§ **The task**:
From the listing below, extract every line in which the word "生物对花朵也有自己独特的喜好" appears.

Items from a data source:
* * * * *

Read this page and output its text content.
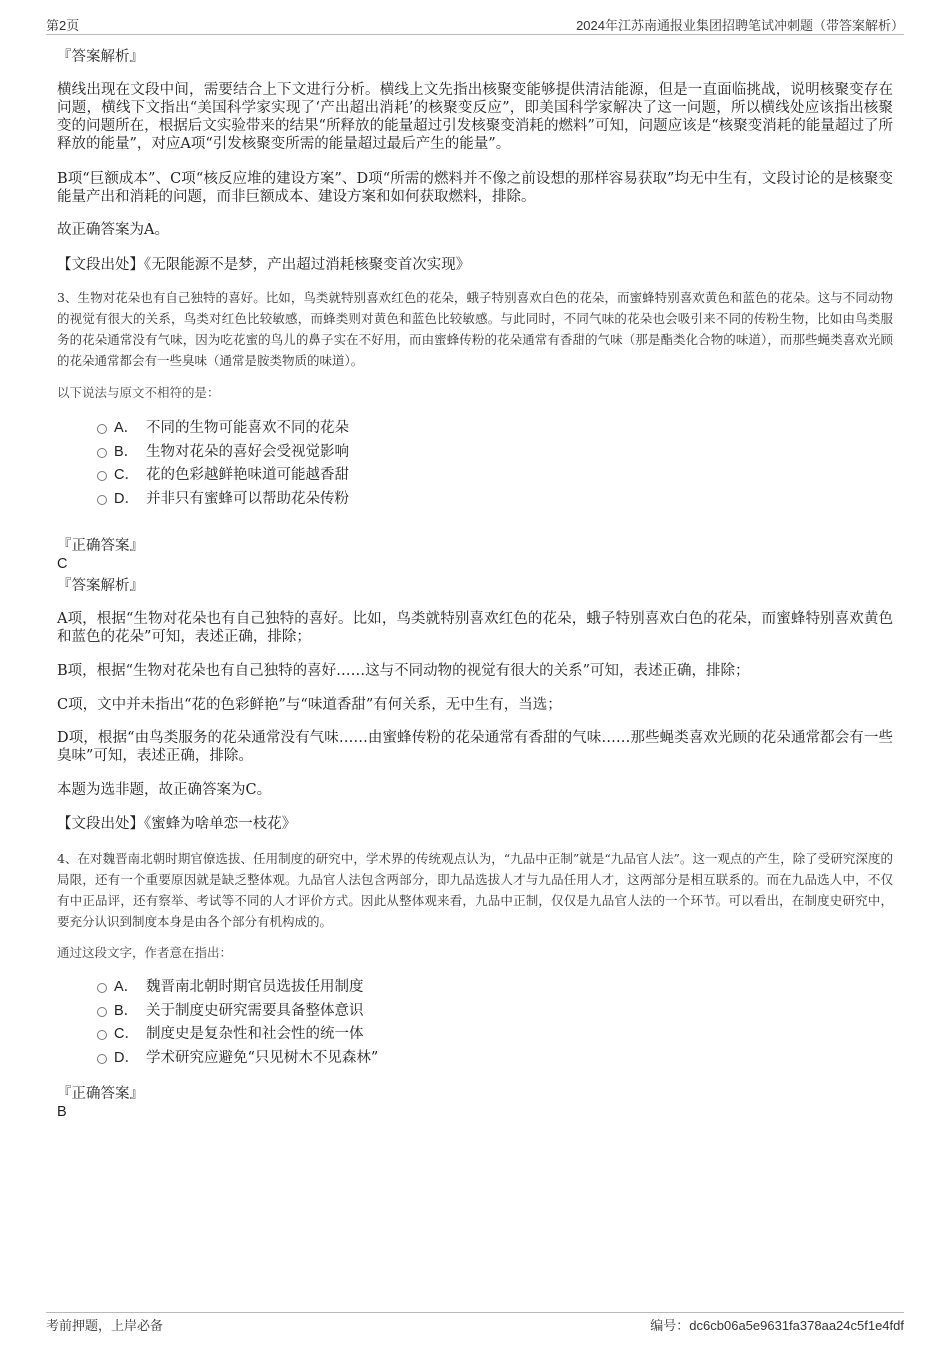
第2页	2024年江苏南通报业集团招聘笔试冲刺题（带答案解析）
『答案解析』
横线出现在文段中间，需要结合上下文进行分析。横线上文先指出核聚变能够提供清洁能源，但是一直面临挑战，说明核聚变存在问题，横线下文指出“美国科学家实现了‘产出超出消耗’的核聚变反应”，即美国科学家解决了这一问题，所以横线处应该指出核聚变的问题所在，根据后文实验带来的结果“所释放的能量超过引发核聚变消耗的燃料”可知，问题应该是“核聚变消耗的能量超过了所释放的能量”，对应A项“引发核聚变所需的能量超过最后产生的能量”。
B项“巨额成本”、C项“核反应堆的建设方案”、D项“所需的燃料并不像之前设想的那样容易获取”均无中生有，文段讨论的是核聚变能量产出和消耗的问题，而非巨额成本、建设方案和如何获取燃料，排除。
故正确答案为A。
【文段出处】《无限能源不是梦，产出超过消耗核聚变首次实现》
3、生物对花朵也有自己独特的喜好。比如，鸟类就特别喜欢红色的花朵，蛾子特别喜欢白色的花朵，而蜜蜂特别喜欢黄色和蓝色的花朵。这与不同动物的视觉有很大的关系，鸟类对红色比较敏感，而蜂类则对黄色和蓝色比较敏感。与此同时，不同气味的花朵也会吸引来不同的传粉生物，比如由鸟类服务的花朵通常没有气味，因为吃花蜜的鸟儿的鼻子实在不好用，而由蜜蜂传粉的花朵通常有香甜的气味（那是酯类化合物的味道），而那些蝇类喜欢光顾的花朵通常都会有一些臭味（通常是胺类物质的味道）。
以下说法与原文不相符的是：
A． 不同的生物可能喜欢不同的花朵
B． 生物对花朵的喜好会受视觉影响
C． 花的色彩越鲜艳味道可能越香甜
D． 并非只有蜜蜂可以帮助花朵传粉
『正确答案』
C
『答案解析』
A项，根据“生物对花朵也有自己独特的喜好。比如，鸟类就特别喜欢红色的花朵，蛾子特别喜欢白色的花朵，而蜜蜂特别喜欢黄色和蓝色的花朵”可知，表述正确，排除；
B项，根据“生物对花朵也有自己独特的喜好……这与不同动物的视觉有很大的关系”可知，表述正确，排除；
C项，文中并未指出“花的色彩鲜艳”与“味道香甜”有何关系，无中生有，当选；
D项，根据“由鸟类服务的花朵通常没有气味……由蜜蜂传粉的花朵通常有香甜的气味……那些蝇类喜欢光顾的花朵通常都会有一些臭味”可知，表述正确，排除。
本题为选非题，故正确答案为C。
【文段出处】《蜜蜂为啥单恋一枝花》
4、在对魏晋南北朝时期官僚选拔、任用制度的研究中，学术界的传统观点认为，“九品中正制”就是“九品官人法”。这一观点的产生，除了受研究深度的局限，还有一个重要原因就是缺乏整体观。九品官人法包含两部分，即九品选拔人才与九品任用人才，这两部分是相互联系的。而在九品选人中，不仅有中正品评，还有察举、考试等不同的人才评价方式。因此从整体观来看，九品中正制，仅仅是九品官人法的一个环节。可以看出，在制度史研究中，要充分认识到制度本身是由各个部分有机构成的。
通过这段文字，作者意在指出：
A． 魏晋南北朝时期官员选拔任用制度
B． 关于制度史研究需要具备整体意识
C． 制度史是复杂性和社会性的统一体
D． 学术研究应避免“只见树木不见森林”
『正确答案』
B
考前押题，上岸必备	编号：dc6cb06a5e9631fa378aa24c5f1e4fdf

* * * * *

§ **Output of the exercise**:
3、生物对花朵也有自己独特的喜好。比如，鸟类就特别喜欢红色的花朵，蛾子特别喜欢白色的花朵，而蜜蜂特别喜欢黄色和蓝色的花朵。这与不同动物的视觉有很大的关系，鸟类对红色比较敏感，而蜂类则对黄色和蓝色比较敏感。与此同时，不同气味的花朵也会吸引来不同的传粉生物，比如由鸟类服务的花朵通常没有气味，因为吃花蜜的鸟儿的鼻子实在不好用，而由蜜蜂传粉的花朵通常有香甜的气味（那是酯类化合物的味道），而那些蝇类喜欢光顾的花朵通常都会有一些臭味（通常是胺类物质的味道）。
A项，根据“生物对花朵也有自己独特的喜好。比如，鸟类就特别喜欢红色的花朵，蛾子特别喜欢白色的花朵，而蜜蜂特别喜欢黄色和蓝色的花朵”可知，表述正确，排除；
B项，根据“生物对花朵也有自己独特的喜好……这与不同动物的视觉有很大的关系”可知，表述正确，排除；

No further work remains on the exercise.